Excerpt from a dataset:
-- begin --
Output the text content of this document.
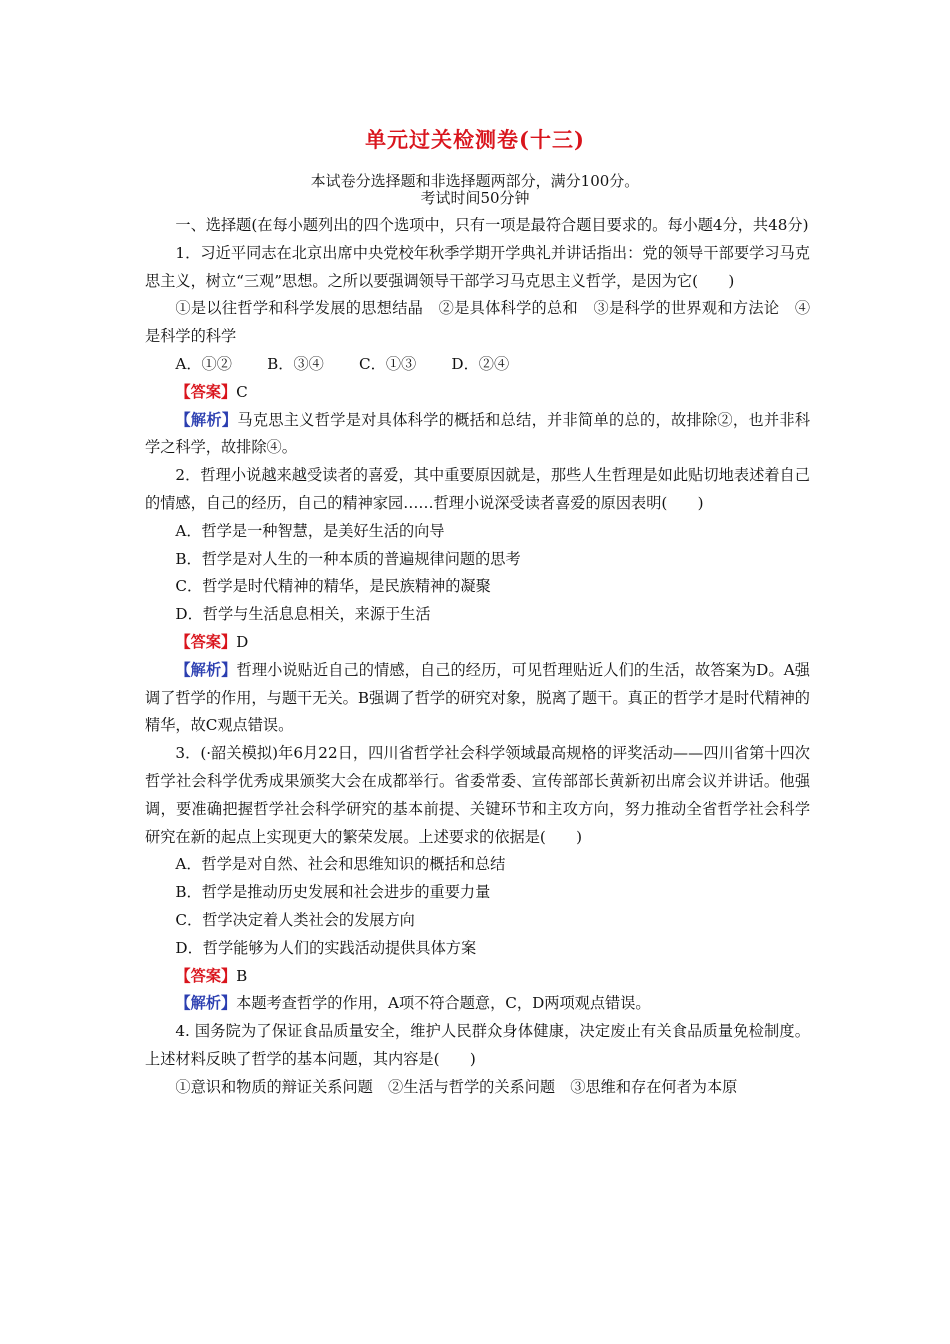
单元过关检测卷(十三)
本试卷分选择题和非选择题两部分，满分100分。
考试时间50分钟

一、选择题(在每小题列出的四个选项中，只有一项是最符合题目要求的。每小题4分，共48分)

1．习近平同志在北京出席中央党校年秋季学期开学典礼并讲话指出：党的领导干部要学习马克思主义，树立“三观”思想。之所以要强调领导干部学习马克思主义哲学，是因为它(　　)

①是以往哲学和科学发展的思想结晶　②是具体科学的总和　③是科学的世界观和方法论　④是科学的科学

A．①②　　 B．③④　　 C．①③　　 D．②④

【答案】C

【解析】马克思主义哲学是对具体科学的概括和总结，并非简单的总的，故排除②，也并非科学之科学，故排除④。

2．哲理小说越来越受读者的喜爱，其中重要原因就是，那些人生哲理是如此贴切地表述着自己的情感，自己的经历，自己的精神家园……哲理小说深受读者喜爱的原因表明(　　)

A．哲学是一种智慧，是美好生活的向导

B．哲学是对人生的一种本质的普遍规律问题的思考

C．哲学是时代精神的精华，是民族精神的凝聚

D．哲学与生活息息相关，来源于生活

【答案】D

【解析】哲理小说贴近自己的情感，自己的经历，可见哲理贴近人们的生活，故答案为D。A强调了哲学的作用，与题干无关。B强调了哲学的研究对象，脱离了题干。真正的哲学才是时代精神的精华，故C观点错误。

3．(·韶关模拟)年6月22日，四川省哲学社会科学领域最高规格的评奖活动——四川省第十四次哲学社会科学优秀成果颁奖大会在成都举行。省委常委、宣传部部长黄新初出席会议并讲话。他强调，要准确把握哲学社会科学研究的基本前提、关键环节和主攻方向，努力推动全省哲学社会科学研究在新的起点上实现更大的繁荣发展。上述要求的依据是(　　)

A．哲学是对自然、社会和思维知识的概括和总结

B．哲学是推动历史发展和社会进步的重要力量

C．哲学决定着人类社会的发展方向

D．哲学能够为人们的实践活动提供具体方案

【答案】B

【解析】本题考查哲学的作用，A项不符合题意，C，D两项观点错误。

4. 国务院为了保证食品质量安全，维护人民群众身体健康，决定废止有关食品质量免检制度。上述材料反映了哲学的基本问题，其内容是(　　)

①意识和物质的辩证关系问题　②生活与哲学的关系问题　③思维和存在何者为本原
-- end --
Write out the full listing verbatim, excluding its pictures.

Output the text content of this document.
单元过关检测卷(十三)
本试卷分选择题和非选择题两部分，满分100分。
考试时间50分钟

一、选择题(在每小题列出的四个选项中，只有一项是最符合题目要求的。每小题4分，共48分)

1．习近平同志在北京出席中央党校年秋季学期开学典礼并讲话指出：党的领导干部要学习马克思主义，树立“三观”思想。之所以要强调领导干部学习马克思主义哲学，是因为它(　　)

①是以往哲学和科学发展的思想结晶　②是具体科学的总和　③是科学的世界观和方法论　④是科学的科学

A．①②　　 B．③④　　 C．①③　　 D．②④

【答案】C

【解析】马克思主义哲学是对具体科学的概括和总结，并非简单的总的，故排除②，也并非科学之科学，故排除④。

2．哲理小说越来越受读者的喜爱，其中重要原因就是，那些人生哲理是如此贴切地表述着自己的情感，自己的经历，自己的精神家园……哲理小说深受读者喜爱的原因表明(　　)

A．哲学是一种智慧，是美好生活的向导

B．哲学是对人生的一种本质的普遍规律问题的思考

C．哲学是时代精神的精华，是民族精神的凝聚

D．哲学与生活息息相关，来源于生活

【答案】D

【解析】哲理小说贴近自己的情感，自己的经历，可见哲理贴近人们的生活，故答案为D。A强调了哲学的作用，与题干无关。B强调了哲学的研究对象，脱离了题干。真正的哲学才是时代精神的精华，故C观点错误。

3．(·韶关模拟)年6月22日，四川省哲学社会科学领域最高规格的评奖活动——四川省第十四次哲学社会科学优秀成果颁奖大会在成都举行。省委常委、宣传部部长黄新初出席会议并讲话。他强调，要准确把握哲学社会科学研究的基本前提、关键环节和主攻方向，努力推动全省哲学社会科学研究在新的起点上实现更大的繁荣发展。上述要求的依据是(　　)

A．哲学是对自然、社会和思维知识的概括和总结

B．哲学是推动历史发展和社会进步的重要力量

C．哲学决定着人类社会的发展方向

D．哲学能够为人们的实践活动提供具体方案

【答案】B

【解析】本题考查哲学的作用，A项不符合题意，C，D两项观点错误。

4. 国务院为了保证食品质量安全，维护人民群众身体健康，决定废止有关食品质量免检制度。上述材料反映了哲学的基本问题，其内容是(　　)

①意识和物质的辩证关系问题　②生活与哲学的关系问题　③思维和存在何者为本原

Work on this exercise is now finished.